(Data items)
--- Begin ---
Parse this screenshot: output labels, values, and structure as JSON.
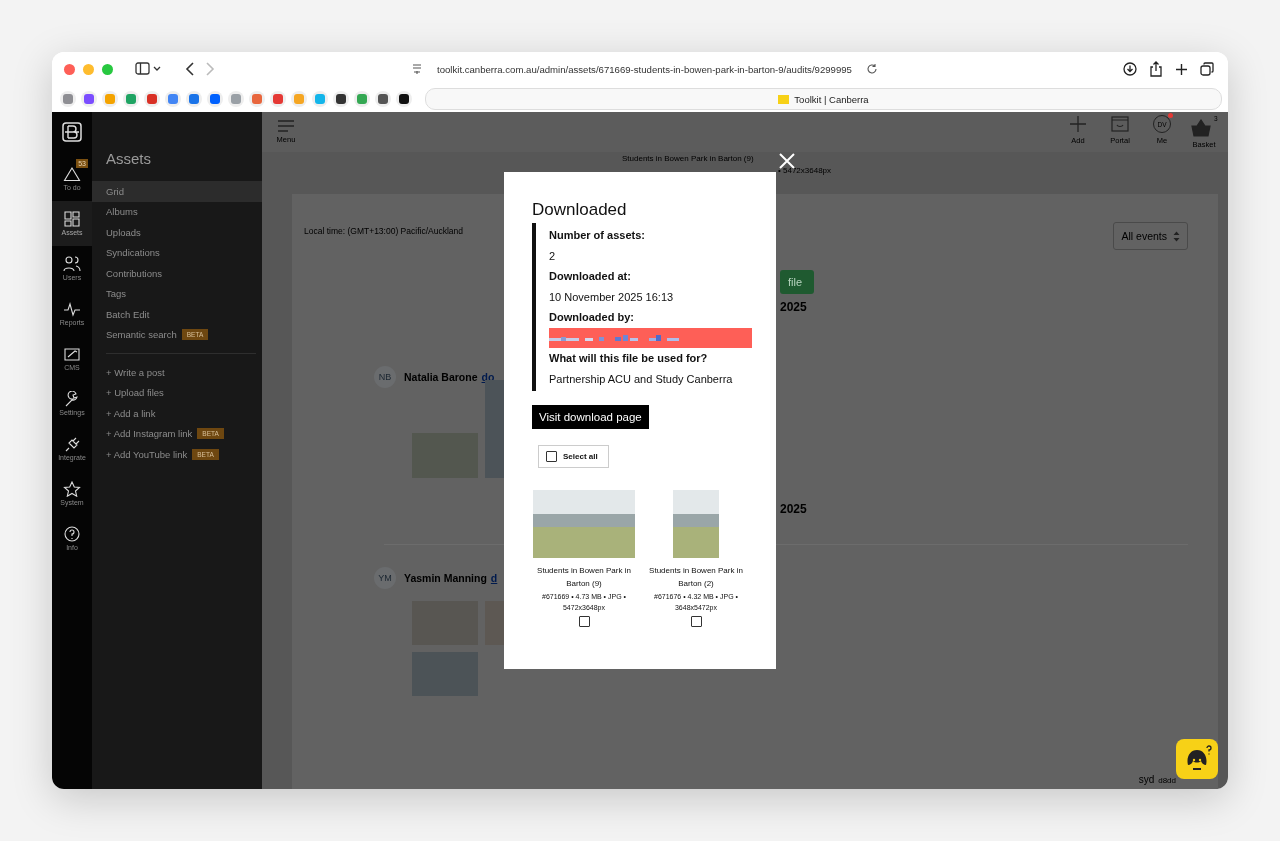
{
  "browser": {
    "url": "toolkit.canberra.com.au/admin/assets/671669-students-in-bowen-park-in-barton-9/audits/9299995",
    "tab_title": "Toolkit | Canberra",
    "bookmarks": [
      {
        "color": "#8e8e93"
      },
      {
        "color": "#7b4dff"
      },
      {
        "color": "#f4a300"
      },
      {
        "color": "#1fa463"
      },
      {
        "color": "#d93025"
      },
      {
        "color": "#4285f4"
      },
      {
        "color": "#1a73e8"
      },
      {
        "color": "#0061fe"
      },
      {
        "color": "#9aa0a6"
      },
      {
        "color": "#e8663d"
      },
      {
        "color": "#e53935"
      },
      {
        "color": "#f5a623"
      },
      {
        "color": "#13b5ea"
      },
      {
        "color": "#333333"
      },
      {
        "color": "#34a853"
      },
      {
        "color": "#555555"
      },
      {
        "color": "#111111"
      }
    ]
  },
  "rail": [
    {
      "label": "To do",
      "selected": false,
      "badge": "53"
    },
    {
      "label": "Assets",
      "selected": true
    },
    {
      "label": "Users",
      "selected": false
    },
    {
      "label": "Reports",
      "selected": false
    },
    {
      "label": "CMS",
      "selected": false
    },
    {
      "label": "Settings",
      "selected": false
    },
    {
      "label": "Integrate",
      "selected": false
    },
    {
      "label": "System",
      "selected": false
    },
    {
      "label": "Info",
      "selected": false
    }
  ],
  "sidebar": {
    "title": "Assets",
    "items": [
      {
        "label": "Grid",
        "selected": true
      },
      {
        "label": "Albums",
        "selected": false
      },
      {
        "label": "Uploads",
        "selected": false
      },
      {
        "label": "Syndications",
        "selected": false
      },
      {
        "label": "Contributions",
        "selected": false
      },
      {
        "label": "Tags",
        "selected": false
      },
      {
        "label": "Batch Edit",
        "selected": false
      },
      {
        "label": "Semantic search",
        "selected": false,
        "badge": "BETA"
      }
    ],
    "actions": [
      {
        "label": "+ Write a post"
      },
      {
        "label": "+ Upload files"
      },
      {
        "label": "+ Add a link"
      },
      {
        "label": "+ Add Instagram link",
        "badge": "BETA"
      },
      {
        "label": "+ Add YouTube link",
        "badge": "BETA"
      }
    ]
  },
  "header": {
    "menu_label": "Menu",
    "actions": [
      {
        "kind": "add",
        "label": "Add"
      },
      {
        "kind": "portal",
        "label": "Portal"
      },
      {
        "kind": "me",
        "label": "Me",
        "avatar": "DV",
        "notification": true
      },
      {
        "kind": "basket",
        "label": "Basket",
        "count": "3"
      }
    ]
  },
  "asset_info": {
    "title": "Students in Bowen Park in Barton (9)",
    "meta": "• 5472x3648px"
  },
  "events": {
    "local_time": "Local time: (GMT+13:00) Pacific/Auckland",
    "filter": "All events",
    "groups": [
      {
        "button": "file",
        "heading": "2025",
        "initials": "NB",
        "name": "Natalia Barone",
        "link": "do"
      },
      {
        "heading": "2025",
        "initials": "YM",
        "name": "Yasmin Manning",
        "link": "d"
      }
    ]
  },
  "footer": {
    "region": "syd",
    "build": "d8dd"
  },
  "modal": {
    "title": "Downloaded",
    "fields": [
      {
        "kind": "text",
        "label": "Number of assets:",
        "value": "2"
      },
      {
        "kind": "text",
        "label": "Downloaded at:",
        "value": "10 November 2025 16:13"
      },
      {
        "kind": "redacted",
        "label": "Downloaded by:"
      },
      {
        "kind": "text",
        "label": "What will this file be used for?",
        "value": "Partnership ACU and Study Canberra"
      }
    ],
    "button": "Visit download page",
    "select_all": {
      "label": "Select all",
      "checked": false
    },
    "assets": [
      {
        "title": "Students in Bowen Park in Barton (9)",
        "meta": "#671669 • 4.73 MB • JPG • 5472x3648px",
        "checked": false
      },
      {
        "title": "Students in Bowen Park in Barton (2)",
        "meta": "#671676 • 4.32 MB • JPG • 3648x5472px",
        "checked": false
      }
    ]
  }
}
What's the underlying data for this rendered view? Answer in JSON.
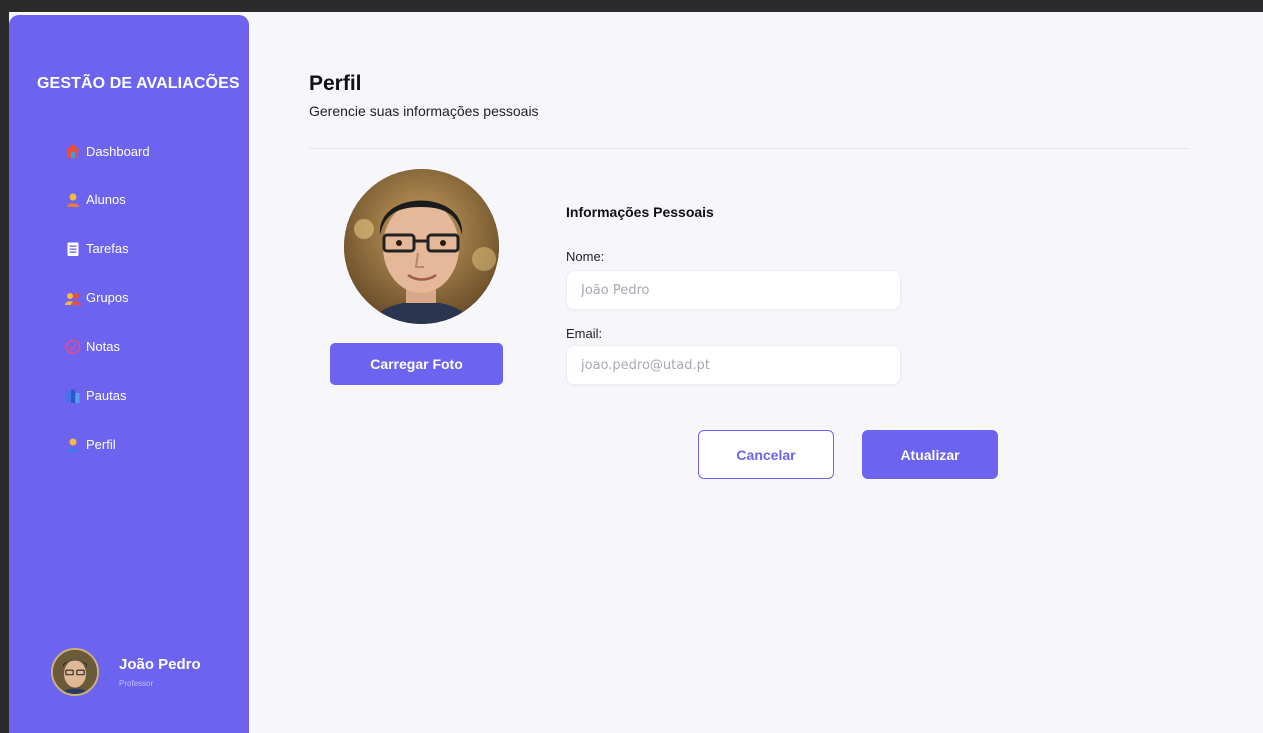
{
  "sidebar": {
    "brand": "GESTÃO DE AVALIACÕES",
    "items": [
      {
        "label": "Dashboard",
        "icon": "house-icon"
      },
      {
        "label": "Alunos",
        "icon": "student-icon"
      },
      {
        "label": "Tarefas",
        "icon": "clipboard-icon"
      },
      {
        "label": "Grupos",
        "icon": "group-icon"
      },
      {
        "label": "Notas",
        "icon": "grade-icon"
      },
      {
        "label": "Pautas",
        "icon": "books-icon"
      },
      {
        "label": "Perfil",
        "icon": "person-icon"
      }
    ],
    "profile": {
      "name": "João Pedro",
      "role": "Professor"
    }
  },
  "main": {
    "title": "Perfil",
    "subtitle": "Gerencie suas informações pessoais",
    "upload_label": "Carregar Foto",
    "section_title": "Informações Pessoais",
    "name_label": "Nome:",
    "name_placeholder": "João Pedro",
    "email_label": "Email:",
    "email_placeholder": "joao.pedro@utad.pt",
    "cancel_label": "Cancelar",
    "update_label": "Atualizar"
  },
  "colors": {
    "accent": "#6c63f0",
    "background": "#f7f7fb",
    "sidebar_text": "#ffffff"
  }
}
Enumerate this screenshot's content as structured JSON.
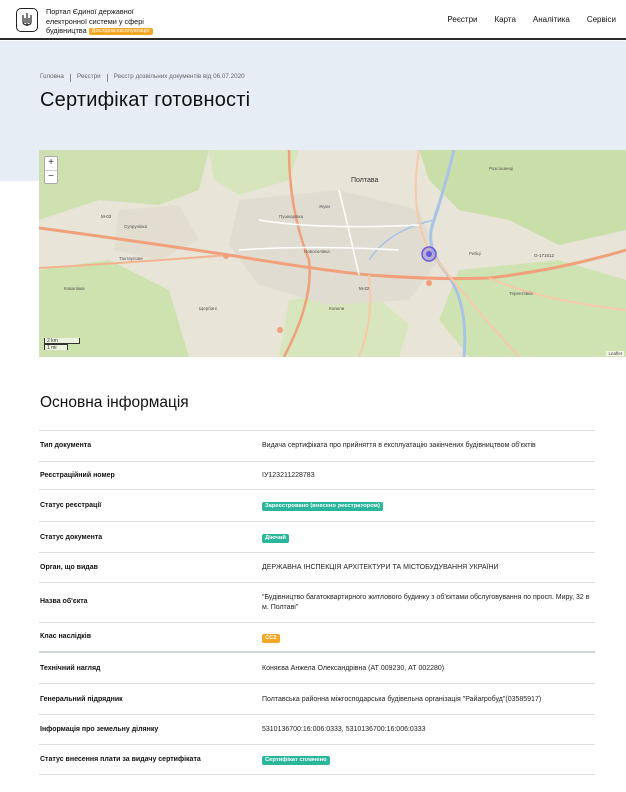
{
  "header": {
    "brand_line1": "Портал Єдиної державної",
    "brand_line2": "електронної системи у сфері",
    "brand_line3": "будівництва",
    "beta_badge": "Дослідна експлуатація",
    "beta_color": "#f5a623",
    "logo_icon": "trident-icon",
    "nav": [
      "Реєстри",
      "Карта",
      "Аналітика",
      "Сервіси"
    ]
  },
  "breadcrumb": [
    "Головна",
    "Реєстри",
    "Реєстр дозвільних документів від 06.07.2020"
  ],
  "page_title": "Сертифікат готовності",
  "map": {
    "zoom_in": "+",
    "zoom_out": "−",
    "scale_km": "2 km",
    "scale_mi": "1 mi",
    "attribution": "Leaflet",
    "labels": [
      "Полтава",
      "Рибці",
      "Розсошенці",
      "Терентіївка",
      "Тахтаулове",
      "Кременчуцька",
      "Ковалівка",
      "Супрунівка",
      "Пушкарівка",
      "Щербані",
      "Жуки",
      "Копили",
      "Новоселівка"
    ],
    "road_labels": [
      "M-03",
      "M-22",
      "O-171612"
    ],
    "marker_color": "#6a5bd6"
  },
  "section_title": "Основна інформація",
  "rows": [
    {
      "label": "Тип документа",
      "value": "Видача сертифіката про прийняття в експлуатацію закінчених будівництвом об'єктів"
    },
    {
      "label": "Реєстраційний номер",
      "value": "ІУ123211228783"
    },
    {
      "label": "Статус реєстрації",
      "badge": "Зареєстровано (внесено реєстратором)",
      "badge_color": "#2bb59a"
    },
    {
      "label": "Статус документа",
      "badge": "Діючий",
      "badge_color": "#2bb59a"
    },
    {
      "label": "Орган, що видав",
      "value": "ДЕРЖАВНА ІНСПЕКЦІЯ АРХІТЕКТУРИ ТА МІСТОБУДУВАННЯ УКРАЇНИ"
    },
    {
      "label": "Назва об'єкта",
      "value": "\"Будівництво багатоквартирного житлового будинку з об'єктами обслуговування по просп. Миру, 32 в м. Полтаві\""
    },
    {
      "label": "Клас наслідків",
      "badge": "СС2",
      "badge_color": "#f5a623"
    },
    {
      "label": "Технічний нагляд",
      "value": "Коняєва Анжела Олександрівна (АТ 009230, АТ 002280)"
    },
    {
      "label": "Генеральний підрядник",
      "value": "Полтавська районна міжгосподарська будівельна організація \"Райагробуд\"(03585917)"
    },
    {
      "label": "Інформація про земельну ділянку",
      "value": "5310136700:16:006:0333, 5310136700:16:006:0333"
    },
    {
      "label": "Статус внесення плати за видачу сертифіката",
      "badge": "Сертифікат сплачено",
      "badge_color": "#2bb59a"
    }
  ]
}
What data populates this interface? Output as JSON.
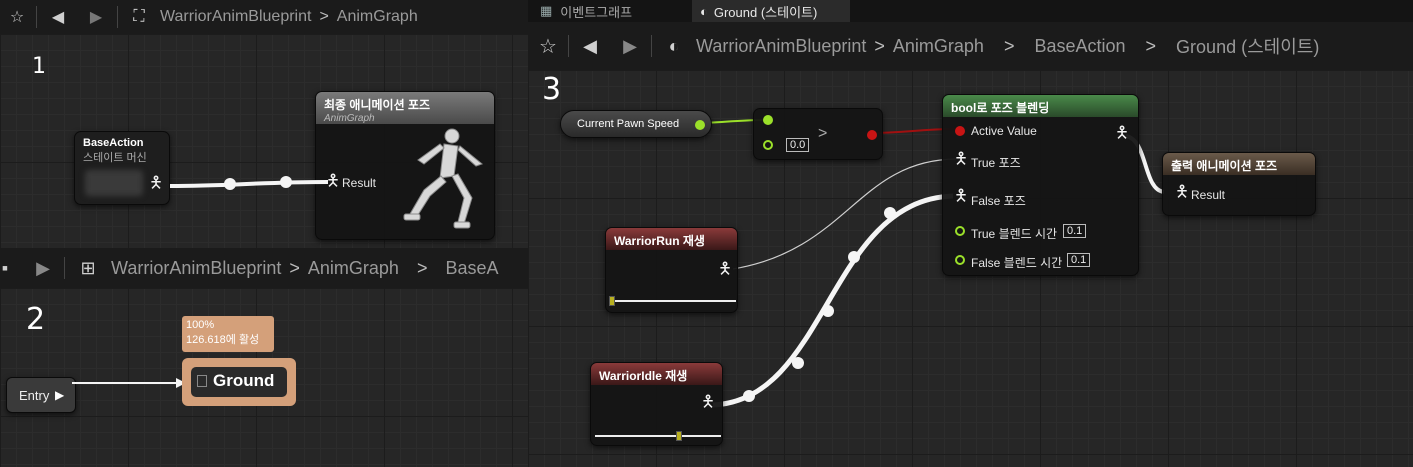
{
  "panel1": {
    "breadcrumb": [
      "WarriorAnimBlueprint",
      "AnimGraph"
    ],
    "annotation": "1",
    "base_action_node": {
      "title": "BaseAction",
      "subtitle": "스테이트 머신"
    },
    "final_pose_node": {
      "title": "최종 애니메이션 포즈",
      "subtitle": "AnimGraph",
      "pin": "Result"
    }
  },
  "panel2": {
    "breadcrumb": [
      "WarriorAnimBlueprint",
      "AnimGraph",
      "BaseA"
    ],
    "annotation": "2",
    "entry_label": "Entry",
    "state_tooltip": [
      "100%",
      "126.618에 활성"
    ],
    "state_name": "Ground"
  },
  "panel3": {
    "tabs": [
      {
        "label": "이벤트그래프"
      },
      {
        "label": "Ground (스테이트)"
      }
    ],
    "breadcrumb": [
      "WarriorAnimBlueprint",
      "AnimGraph",
      "BaseAction",
      "Ground (스테이트)"
    ],
    "annotation": "3",
    "speed_node_label": "Current Pawn Speed",
    "compare_value": "0.0",
    "compare_op": ">",
    "blend_node": {
      "title": "bool로 포즈 블렌딩",
      "active_value": "Active Value",
      "true_pose": "True 포즈",
      "false_pose": "False 포즈",
      "true_blend_time": "True 블렌드 시간",
      "true_blend_value": "0.1",
      "false_blend_time": "False 블렌드 시간",
      "false_blend_value": "0.1"
    },
    "output_node": {
      "title": "출력 애니메이션 포즈",
      "pin": "Result"
    },
    "run_node": {
      "title": "WarriorRun 재생"
    },
    "idle_node": {
      "title": "WarriorIdle 재생"
    }
  },
  "colors": {
    "final_pose_header": "#6a6a6a",
    "blend_header": "#3d6b3d",
    "output_header": "#5a4a3a",
    "sequence_header": "#5a2a2a",
    "state_accent": "#d4a07a",
    "bool_pin": "#c81414",
    "float_pin": "#9be02a"
  }
}
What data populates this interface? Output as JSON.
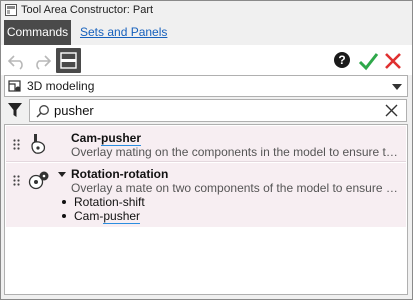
{
  "window": {
    "title": "Tool Area Constructor: Part"
  },
  "tabs": {
    "active": "Commands",
    "other": "Sets and Panels"
  },
  "toolbar": {
    "help_label": "?"
  },
  "category": {
    "selected": "3D modeling"
  },
  "search": {
    "value": "pusher",
    "placeholder": ""
  },
  "results": [
    {
      "title_pre": "Cam-",
      "title_hl": "pusher",
      "title_post": "",
      "description": "Overlay mating on the components in the model to ensure the relative movement of the cam and the pusher"
    },
    {
      "title_pre": "Rotation-rotation",
      "title_hl": "",
      "title_post": "",
      "description": "Overlay a mate on two components of the model to ensure rotation of one component depending on the other",
      "children": [
        {
          "pre": "Rotation-shift",
          "hl": ""
        },
        {
          "pre": "Cam-",
          "hl": "pusher"
        }
      ]
    }
  ],
  "colors": {
    "accent_dark": "#4a4a4a",
    "link": "#1560bd",
    "ok_green": "#2ea84a",
    "cancel_red": "#e03030",
    "row_bg": "#f7eef2",
    "highlight_underline": "#2a8de0"
  }
}
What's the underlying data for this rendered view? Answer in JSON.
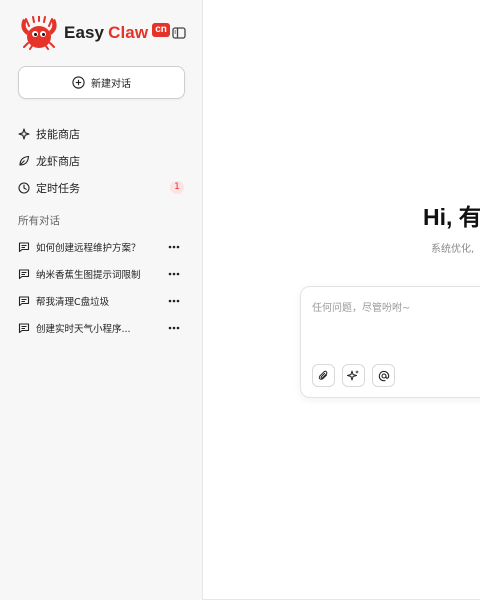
{
  "brand": {
    "name_part1": "Easy",
    "name_part2": "Claw",
    "badge": "cn"
  },
  "sidebar": {
    "new_chat_label": "新建对话",
    "nav_items": [
      {
        "label": "技能商店",
        "icon": "sparkle-icon"
      },
      {
        "label": "龙虾商店",
        "icon": "leaf-icon"
      },
      {
        "label": "定时任务",
        "icon": "clock-icon",
        "badge": "1"
      }
    ],
    "section_title": "所有对话",
    "conversations": [
      {
        "title": "如何创建远程维护方案？"
      },
      {
        "title": "纳米香蕉生图提示词限制"
      },
      {
        "title": "帮我清理C盘垃圾"
      },
      {
        "title": "创建实时天气小程序..."
      }
    ]
  },
  "main": {
    "greeting": "Hi, 有",
    "subtitle": "系统优化,",
    "input_placeholder": "任何问题，尽管吩咐~"
  },
  "colors": {
    "accent": "#e5332a",
    "sidebar_bg": "#f7f7f8"
  }
}
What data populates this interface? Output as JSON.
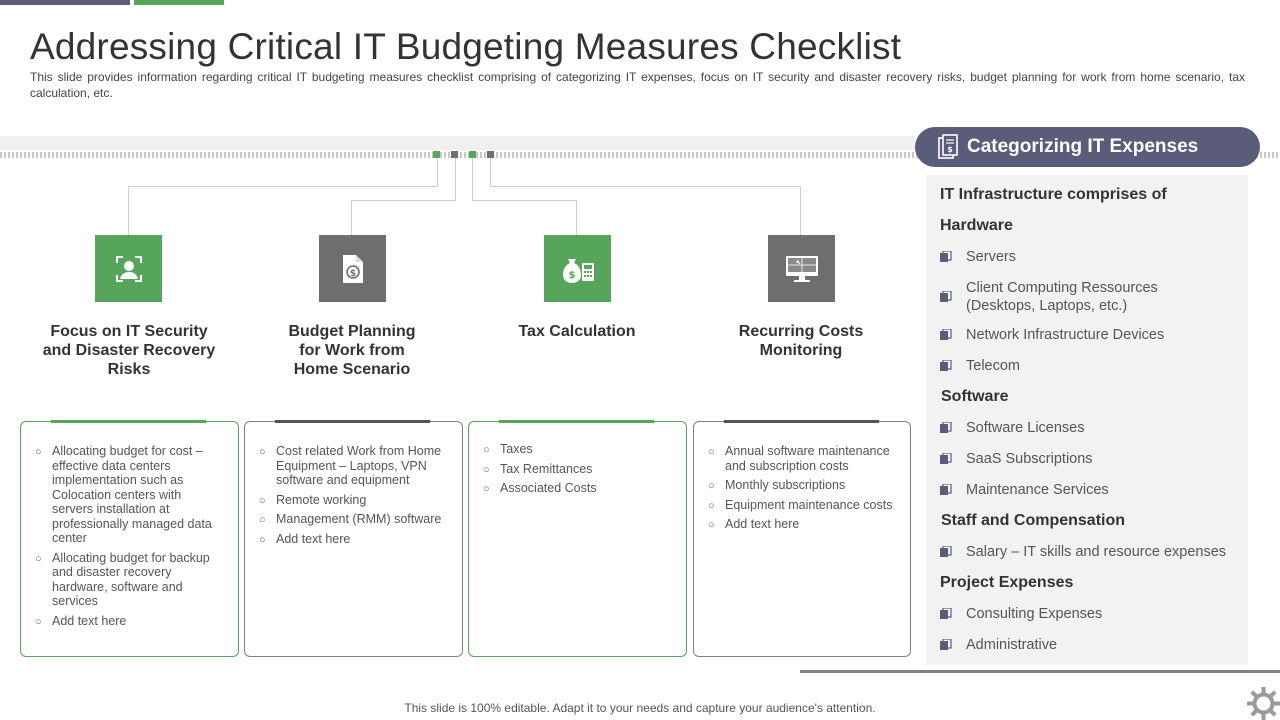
{
  "slide": {
    "title": "Addressing Critical IT Budgeting Measures Checklist",
    "subtitle": "This slide provides information regarding critical IT budgeting measures checklist comprising of categorizing IT expenses, focus on IT security and disaster recovery risks, budget planning for work from home scenario, tax calculation, etc.",
    "footer": "This slide is 100% editable. Adapt it to your needs and capture your audience's attention."
  },
  "colors": {
    "green": "#57a55a",
    "gray": "#6e6e6e",
    "purple": "#5a5c7a",
    "panel": "#f2f2f2"
  },
  "columns": [
    {
      "icon": "person-scan-icon",
      "title": "Focus on IT Security and Disaster Recovery Risks",
      "bullets": [
        "Allocating budget for cost – effective data centers implementation such as Colocation centers with servers installation at professionally managed data center",
        "Allocating budget for backup and disaster recovery hardware, software and services",
        "Add text here"
      ]
    },
    {
      "icon": "dollar-document-icon",
      "title": "Budget Planning for Work from Home Scenario",
      "bullets": [
        "Cost related Work from Home Equipment – Laptops, VPN software and equipment",
        "Remote working",
        "Management (RMM) software",
        "Add text here"
      ]
    },
    {
      "icon": "money-bag-calculator-icon",
      "title": "Tax Calculation",
      "bullets": [
        "Taxes",
        "Tax Remittances",
        "Associated Costs"
      ]
    },
    {
      "icon": "monitor-icon",
      "title": "Recurring Costs Monitoring",
      "bullets": [
        "Annual software maintenance and subscription costs",
        "Monthly subscriptions",
        "Equipment maintenance costs",
        "Add text here"
      ]
    }
  ],
  "right_panel": {
    "header": "Categorizing IT Expenses",
    "intro": "IT Infrastructure comprises of",
    "hardware_heading": "Hardware",
    "hardware": [
      "Servers",
      "Client Computing Ressources (Desktops, Laptops, etc.)",
      "Network Infrastructure Devices",
      "Telecom"
    ],
    "software_heading": "Software",
    "software": [
      "Software Licenses",
      "SaaS Subscriptions",
      "Maintenance Services"
    ],
    "staff_heading": "Staff and Compensation",
    "staff": [
      "Salary – IT skills and resource expenses"
    ],
    "project_heading": "Project Expenses",
    "project": [
      "Consulting Expenses",
      "Administrative"
    ]
  }
}
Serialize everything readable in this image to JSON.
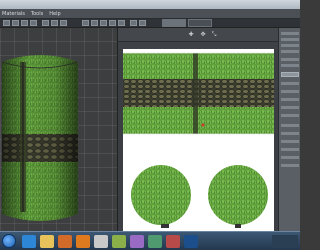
{
  "window": {
    "menu_items": [
      "Materials",
      "Tools",
      "Help"
    ]
  },
  "taskbar": {
    "icons": [
      "start-orb-icon",
      "ie-icon",
      "folder-icon",
      "media-icon",
      "firefox-icon",
      "paint-icon",
      "cube-icon",
      "app-icon",
      "app-icon",
      "app-icon",
      "photoshop-icon"
    ]
  },
  "colors": {
    "grass": "#5f9f3a",
    "stone": "#4a4a38",
    "viewport_bg": "#3d3e40",
    "uv_bg": "#ffffff"
  }
}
--- End ---
Task to complete:
Copy every line from the entries that contains the word "kind".

Answer to this task:
        "kind": "add",
        "kind": "portal",
        "kind": "me",
        "kind": "basket",
        "kind": "text",
        "kind": "text",
        "kind": "redacted",
        "kind": "text",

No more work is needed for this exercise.